Directive: Omit all images, then return the remaining material exactly as it stands.

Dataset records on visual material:
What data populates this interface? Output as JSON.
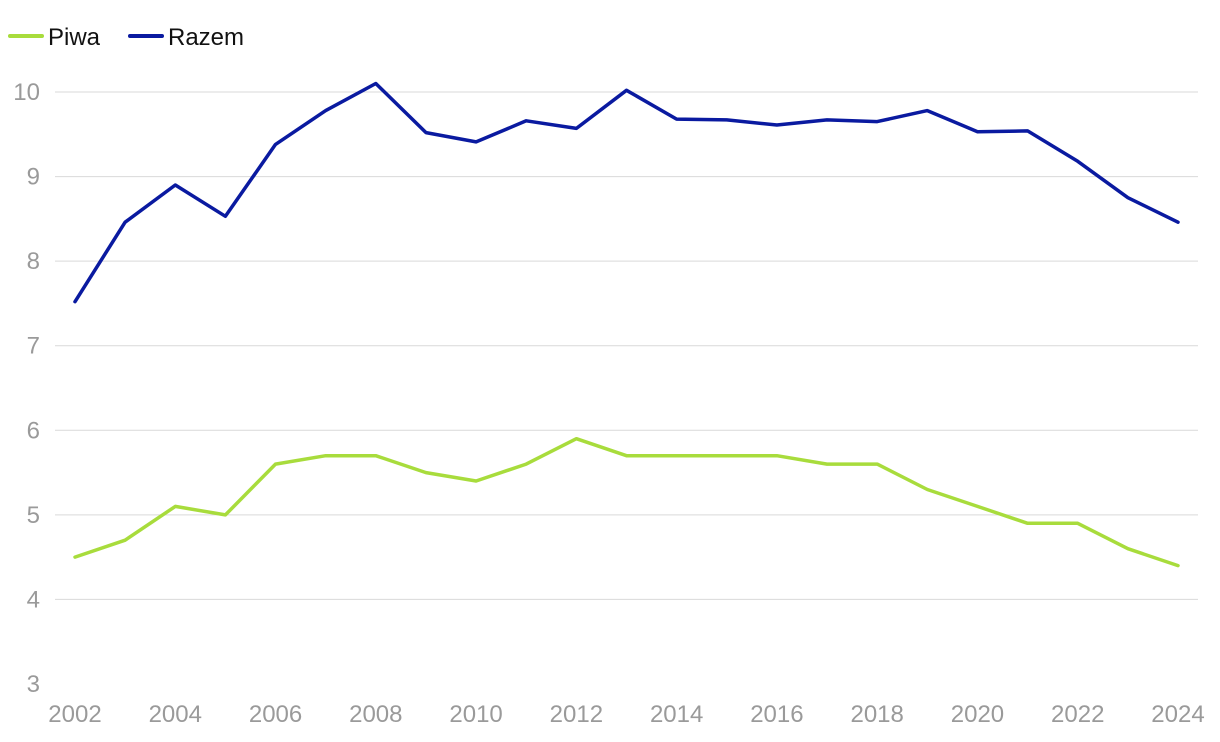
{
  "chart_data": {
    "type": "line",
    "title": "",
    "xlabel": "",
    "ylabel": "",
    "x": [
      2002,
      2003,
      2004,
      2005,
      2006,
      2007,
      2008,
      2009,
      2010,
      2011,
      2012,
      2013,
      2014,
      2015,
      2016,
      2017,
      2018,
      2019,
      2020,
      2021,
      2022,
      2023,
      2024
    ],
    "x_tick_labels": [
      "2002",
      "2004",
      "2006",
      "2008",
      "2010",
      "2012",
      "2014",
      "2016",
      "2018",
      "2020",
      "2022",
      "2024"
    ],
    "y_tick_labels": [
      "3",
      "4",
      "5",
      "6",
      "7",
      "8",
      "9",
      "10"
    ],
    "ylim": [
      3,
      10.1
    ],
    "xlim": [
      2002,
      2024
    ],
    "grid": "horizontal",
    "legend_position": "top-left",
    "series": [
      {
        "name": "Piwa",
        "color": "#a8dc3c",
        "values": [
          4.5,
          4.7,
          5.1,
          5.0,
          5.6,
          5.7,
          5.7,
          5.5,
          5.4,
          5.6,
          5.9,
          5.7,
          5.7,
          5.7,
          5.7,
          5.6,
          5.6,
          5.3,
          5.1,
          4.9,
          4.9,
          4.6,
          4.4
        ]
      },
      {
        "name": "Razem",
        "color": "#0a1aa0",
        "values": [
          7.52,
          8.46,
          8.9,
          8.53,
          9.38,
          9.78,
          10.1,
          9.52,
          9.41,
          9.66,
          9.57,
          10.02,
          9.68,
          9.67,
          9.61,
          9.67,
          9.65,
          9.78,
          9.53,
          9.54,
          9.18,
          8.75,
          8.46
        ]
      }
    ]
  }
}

Output of the exercise:
What data populates this interface? Output as JSON.
{
  "chart_data": {
    "type": "line",
    "title": "",
    "xlabel": "",
    "ylabel": "",
    "x": [
      2002,
      2003,
      2004,
      2005,
      2006,
      2007,
      2008,
      2009,
      2010,
      2011,
      2012,
      2013,
      2014,
      2015,
      2016,
      2017,
      2018,
      2019,
      2020,
      2021,
      2022,
      2023,
      2024
    ],
    "x_tick_labels": [
      "2002",
      "2004",
      "2006",
      "2008",
      "2010",
      "2012",
      "2014",
      "2016",
      "2018",
      "2020",
      "2022",
      "2024"
    ],
    "y_tick_labels": [
      "3",
      "4",
      "5",
      "6",
      "7",
      "8",
      "9",
      "10"
    ],
    "ylim": [
      3,
      10.1
    ],
    "xlim": [
      2002,
      2024
    ],
    "grid": "horizontal",
    "legend_position": "top-left",
    "series": [
      {
        "name": "Piwa",
        "color": "#a8dc3c",
        "values": [
          4.5,
          4.7,
          5.1,
          5.0,
          5.6,
          5.7,
          5.7,
          5.5,
          5.4,
          5.6,
          5.9,
          5.7,
          5.7,
          5.7,
          5.7,
          5.6,
          5.6,
          5.3,
          5.1,
          4.9,
          4.9,
          4.6,
          4.4
        ]
      },
      {
        "name": "Razem",
        "color": "#0a1aa0",
        "values": [
          7.52,
          8.46,
          8.9,
          8.53,
          9.38,
          9.78,
          10.1,
          9.52,
          9.41,
          9.66,
          9.57,
          10.02,
          9.68,
          9.67,
          9.61,
          9.67,
          9.65,
          9.78,
          9.53,
          9.54,
          9.18,
          8.75,
          8.46
        ]
      }
    ]
  }
}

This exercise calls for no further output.